DATA start
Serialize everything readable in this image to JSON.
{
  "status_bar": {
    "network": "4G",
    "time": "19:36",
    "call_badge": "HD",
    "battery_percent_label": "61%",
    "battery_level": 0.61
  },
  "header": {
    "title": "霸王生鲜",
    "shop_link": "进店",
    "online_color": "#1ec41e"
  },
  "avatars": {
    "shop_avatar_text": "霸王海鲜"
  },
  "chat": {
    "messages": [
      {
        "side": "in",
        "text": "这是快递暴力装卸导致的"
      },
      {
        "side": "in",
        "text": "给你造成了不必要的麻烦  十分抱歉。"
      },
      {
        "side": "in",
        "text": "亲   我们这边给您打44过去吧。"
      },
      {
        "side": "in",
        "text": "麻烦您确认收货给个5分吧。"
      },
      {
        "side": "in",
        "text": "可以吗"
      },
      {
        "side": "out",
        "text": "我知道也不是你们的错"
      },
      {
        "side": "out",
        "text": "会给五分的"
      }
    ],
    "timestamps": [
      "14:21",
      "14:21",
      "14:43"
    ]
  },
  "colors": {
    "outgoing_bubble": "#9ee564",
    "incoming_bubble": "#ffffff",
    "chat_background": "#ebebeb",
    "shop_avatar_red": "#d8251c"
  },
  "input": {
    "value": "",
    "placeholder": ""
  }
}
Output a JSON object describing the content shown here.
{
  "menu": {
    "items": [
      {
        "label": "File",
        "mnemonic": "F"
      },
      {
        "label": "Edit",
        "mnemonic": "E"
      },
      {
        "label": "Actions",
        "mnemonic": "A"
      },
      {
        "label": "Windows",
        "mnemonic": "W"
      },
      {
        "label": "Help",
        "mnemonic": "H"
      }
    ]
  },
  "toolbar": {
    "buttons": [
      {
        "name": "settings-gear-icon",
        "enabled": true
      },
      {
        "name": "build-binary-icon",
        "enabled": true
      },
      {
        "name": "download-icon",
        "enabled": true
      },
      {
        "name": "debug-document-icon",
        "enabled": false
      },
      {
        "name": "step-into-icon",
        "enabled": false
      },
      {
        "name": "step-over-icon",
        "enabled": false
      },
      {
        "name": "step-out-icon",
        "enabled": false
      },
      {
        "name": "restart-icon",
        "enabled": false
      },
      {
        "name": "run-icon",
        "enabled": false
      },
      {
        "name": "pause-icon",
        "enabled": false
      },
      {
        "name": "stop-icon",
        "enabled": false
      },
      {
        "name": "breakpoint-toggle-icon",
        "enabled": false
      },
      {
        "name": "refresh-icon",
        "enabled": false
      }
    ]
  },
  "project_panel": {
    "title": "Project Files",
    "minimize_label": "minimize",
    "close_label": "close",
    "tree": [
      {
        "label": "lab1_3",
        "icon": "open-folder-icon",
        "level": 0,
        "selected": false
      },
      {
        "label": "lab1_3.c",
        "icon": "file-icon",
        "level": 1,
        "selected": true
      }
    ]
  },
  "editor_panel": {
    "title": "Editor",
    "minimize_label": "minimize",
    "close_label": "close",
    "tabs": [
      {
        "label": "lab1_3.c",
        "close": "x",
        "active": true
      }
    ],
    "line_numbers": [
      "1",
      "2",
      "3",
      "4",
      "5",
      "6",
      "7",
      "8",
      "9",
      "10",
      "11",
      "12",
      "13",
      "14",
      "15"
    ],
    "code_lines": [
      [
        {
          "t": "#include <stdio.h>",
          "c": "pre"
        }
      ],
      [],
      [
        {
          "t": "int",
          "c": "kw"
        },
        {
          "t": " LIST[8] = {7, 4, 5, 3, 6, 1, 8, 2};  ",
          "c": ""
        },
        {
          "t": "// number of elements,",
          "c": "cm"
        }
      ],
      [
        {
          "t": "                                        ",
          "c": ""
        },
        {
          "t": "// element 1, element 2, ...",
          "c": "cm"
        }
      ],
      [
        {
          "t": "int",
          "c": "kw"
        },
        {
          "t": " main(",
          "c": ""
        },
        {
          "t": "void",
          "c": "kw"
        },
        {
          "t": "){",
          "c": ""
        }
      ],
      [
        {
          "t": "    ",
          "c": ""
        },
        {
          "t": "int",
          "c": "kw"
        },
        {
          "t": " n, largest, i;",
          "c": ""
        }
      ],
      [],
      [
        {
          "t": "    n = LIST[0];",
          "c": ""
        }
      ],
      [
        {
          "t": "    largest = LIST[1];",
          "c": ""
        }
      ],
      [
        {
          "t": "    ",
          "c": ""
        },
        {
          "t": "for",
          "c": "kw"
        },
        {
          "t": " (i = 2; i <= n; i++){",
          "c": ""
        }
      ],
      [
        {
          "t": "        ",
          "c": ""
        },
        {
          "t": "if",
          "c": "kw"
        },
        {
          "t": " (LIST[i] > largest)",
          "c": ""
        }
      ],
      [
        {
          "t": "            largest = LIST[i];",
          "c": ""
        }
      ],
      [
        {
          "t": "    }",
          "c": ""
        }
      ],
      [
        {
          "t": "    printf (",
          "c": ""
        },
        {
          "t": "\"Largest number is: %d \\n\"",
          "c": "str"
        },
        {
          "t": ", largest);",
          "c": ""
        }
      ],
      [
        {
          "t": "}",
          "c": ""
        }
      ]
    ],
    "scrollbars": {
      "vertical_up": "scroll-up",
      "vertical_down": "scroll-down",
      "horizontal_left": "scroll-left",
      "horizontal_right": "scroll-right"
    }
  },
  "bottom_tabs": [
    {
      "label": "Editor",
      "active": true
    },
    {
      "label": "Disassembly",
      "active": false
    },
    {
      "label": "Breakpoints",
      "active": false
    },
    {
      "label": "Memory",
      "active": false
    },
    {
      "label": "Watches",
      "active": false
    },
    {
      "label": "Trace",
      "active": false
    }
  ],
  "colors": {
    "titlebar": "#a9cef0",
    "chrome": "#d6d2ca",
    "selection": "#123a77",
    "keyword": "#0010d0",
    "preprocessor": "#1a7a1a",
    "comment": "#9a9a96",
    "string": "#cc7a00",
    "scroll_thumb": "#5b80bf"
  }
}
DATA end
TASK TO CARRY OUT:
Return every line exactly.

RESULT BELOW:
Serialize everything readable in this image to JSON.
{
  "status_bar": {
    "network": "4G",
    "time": "19:36",
    "call_badge": "HD",
    "battery_percent_label": "61%",
    "battery_level": 0.61
  },
  "header": {
    "title": "霸王生鲜",
    "shop_link": "进店",
    "online_color": "#1ec41e"
  },
  "avatars": {
    "shop_avatar_text": "霸王海鲜"
  },
  "chat": {
    "messages": [
      {
        "side": "in",
        "text": "这是快递暴力装卸导致的"
      },
      {
        "side": "in",
        "text": "给你造成了不必要的麻烦  十分抱歉。"
      },
      {
        "side": "in",
        "text": "亲   我们这边给您打44过去吧。"
      },
      {
        "side": "in",
        "text": "麻烦您确认收货给个5分吧。"
      },
      {
        "side": "in",
        "text": "可以吗"
      },
      {
        "side": "out",
        "text": "我知道也不是你们的错"
      },
      {
        "side": "out",
        "text": "会给五分的"
      }
    ],
    "timestamps": [
      "14:21",
      "14:21",
      "14:43"
    ]
  },
  "colors": {
    "outgoing_bubble": "#9ee564",
    "incoming_bubble": "#ffffff",
    "chat_background": "#ebebeb",
    "shop_avatar_red": "#d8251c"
  },
  "input": {
    "value": "",
    "placeholder": ""
  }
}
Output a JSON object describing the content shown here.
{
  "menu": {
    "items": [
      {
        "label": "File",
        "mnemonic": "F"
      },
      {
        "label": "Edit",
        "mnemonic": "E"
      },
      {
        "label": "Actions",
        "mnemonic": "A"
      },
      {
        "label": "Windows",
        "mnemonic": "W"
      },
      {
        "label": "Help",
        "mnemonic": "H"
      }
    ]
  },
  "toolbar": {
    "buttons": [
      {
        "name": "settings-gear-icon",
        "enabled": true
      },
      {
        "name": "build-binary-icon",
        "enabled": true
      },
      {
        "name": "download-icon",
        "enabled": true
      },
      {
        "name": "debug-document-icon",
        "enabled": false
      },
      {
        "name": "step-into-icon",
        "enabled": false
      },
      {
        "name": "step-over-icon",
        "enabled": false
      },
      {
        "name": "step-out-icon",
        "enabled": false
      },
      {
        "name": "restart-icon",
        "enabled": false
      },
      {
        "name": "run-icon",
        "enabled": false
      },
      {
        "name": "pause-icon",
        "enabled": false
      },
      {
        "name": "stop-icon",
        "enabled": false
      },
      {
        "name": "breakpoint-toggle-icon",
        "enabled": false
      },
      {
        "name": "refresh-icon",
        "enabled": false
      }
    ]
  },
  "project_panel": {
    "title": "Project Files",
    "minimize_label": "minimize",
    "close_label": "close",
    "tree": [
      {
        "label": "lab1_3",
        "icon": "open-folder-icon",
        "level": 0,
        "selected": false
      },
      {
        "label": "lab1_3.c",
        "icon": "file-icon",
        "level": 1,
        "selected": true
      }
    ]
  },
  "editor_panel": {
    "title": "Editor",
    "minimize_label": "minimize",
    "close_label": "close",
    "tabs": [
      {
        "label": "lab1_3.c",
        "close": "x",
        "active": true
      }
    ],
    "line_numbers": [
      "1",
      "2",
      "3",
      "4",
      "5",
      "6",
      "7",
      "8",
      "9",
      "10",
      "11",
      "12",
      "13",
      "14",
      "15"
    ],
    "code_lines": [
      [
        {
          "t": "#include <stdio.h>",
          "c": "pre"
        }
      ],
      [],
      [
        {
          "t": "int",
          "c": "kw"
        },
        {
          "t": " LIST[8] = {7, 4, 5, 3, 6, 1, 8, 2};  ",
          "c": ""
        },
        {
          "t": "// number of elements,",
          "c": "cm"
        }
      ],
      [
        {
          "t": "                                        ",
          "c": ""
        },
        {
          "t": "// element 1, element 2, ...",
          "c": "cm"
        }
      ],
      [
        {
          "t": "int",
          "c": "kw"
        },
        {
          "t": " main(",
          "c": ""
        },
        {
          "t": "void",
          "c": "kw"
        },
        {
          "t": "){",
          "c": ""
        }
      ],
      [
        {
          "t": "    ",
          "c": ""
        },
        {
          "t": "int",
          "c": "kw"
        },
        {
          "t": " n, largest, i;",
          "c": ""
        }
      ],
      [],
      [
        {
          "t": "    n = LIST[0];",
          "c": ""
        }
      ],
      [
        {
          "t": "    largest = LIST[1];",
          "c": ""
        }
      ],
      [
        {
          "t": "    ",
          "c": ""
        },
        {
          "t": "for",
          "c": "kw"
        },
        {
          "t": " (i = 2; i <= n; i++){",
          "c": ""
        }
      ],
      [
        {
          "t": "        ",
          "c": ""
        },
        {
          "t": "if",
          "c": "kw"
        },
        {
          "t": " (LIST[i] > largest)",
          "c": ""
        }
      ],
      [
        {
          "t": "            largest = LIST[i];",
          "c": ""
        }
      ],
      [
        {
          "t": "    }",
          "c": ""
        }
      ],
      [
        {
          "t": "    printf (",
          "c": ""
        },
        {
          "t": "\"Largest number is: %d \\n\"",
          "c": "str"
        },
        {
          "t": ", largest);",
          "c": ""
        }
      ],
      [
        {
          "t": "}",
          "c": ""
        }
      ]
    ],
    "scrollbars": {
      "vertical_up": "scroll-up",
      "vertical_down": "scroll-down",
      "horizontal_left": "scroll-left",
      "horizontal_right": "scroll-right"
    }
  },
  "bottom_tabs": [
    {
      "label": "Editor",
      "active": true
    },
    {
      "label": "Disassembly",
      "active": false
    },
    {
      "label": "Breakpoints",
      "active": false
    },
    {
      "label": "Memory",
      "active": false
    },
    {
      "label": "Watches",
      "active": false
    },
    {
      "label": "Trace",
      "active": false
    }
  ],
  "colors": {
    "titlebar": "#a9cef0",
    "chrome": "#d6d2ca",
    "selection": "#123a77",
    "keyword": "#0010d0",
    "preprocessor": "#1a7a1a",
    "comment": "#9a9a96",
    "string": "#cc7a00",
    "scroll_thumb": "#5b80bf"
  }
}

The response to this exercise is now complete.